++++ Supplied information ++++

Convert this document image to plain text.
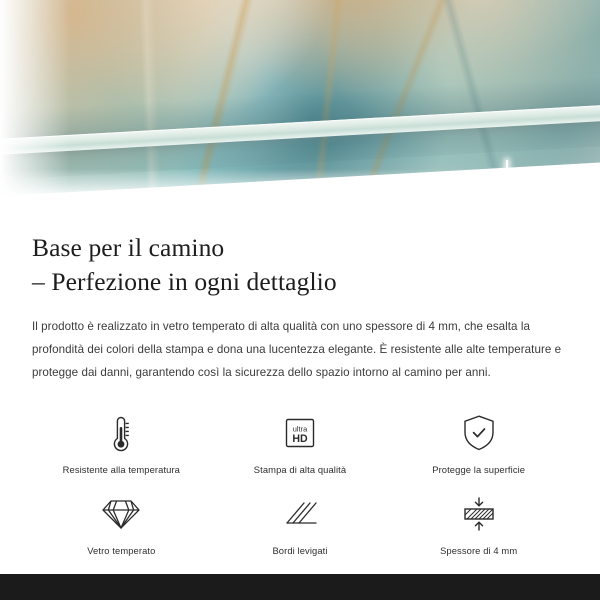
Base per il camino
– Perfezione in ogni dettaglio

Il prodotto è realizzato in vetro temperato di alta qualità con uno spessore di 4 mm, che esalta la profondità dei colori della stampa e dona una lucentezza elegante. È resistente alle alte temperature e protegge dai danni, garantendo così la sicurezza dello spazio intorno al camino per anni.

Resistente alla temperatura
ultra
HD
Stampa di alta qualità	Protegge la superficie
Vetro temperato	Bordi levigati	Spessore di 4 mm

++++

**Job:** Search the entries for the word "alta", then gather every line that has it.

**Result:**
Il prodotto è realizzato in vetro temperato di alta qualità con uno spessore di 4 mm, che esalta la profondità dei colori della stampa e dona una lucentezza elegante. È resistente alle alte temperature e protegge dai danni, garantendo così la sicurezza dello spazio intorno al camino per anni.
Stampa di alta qualità	Protegge la superficie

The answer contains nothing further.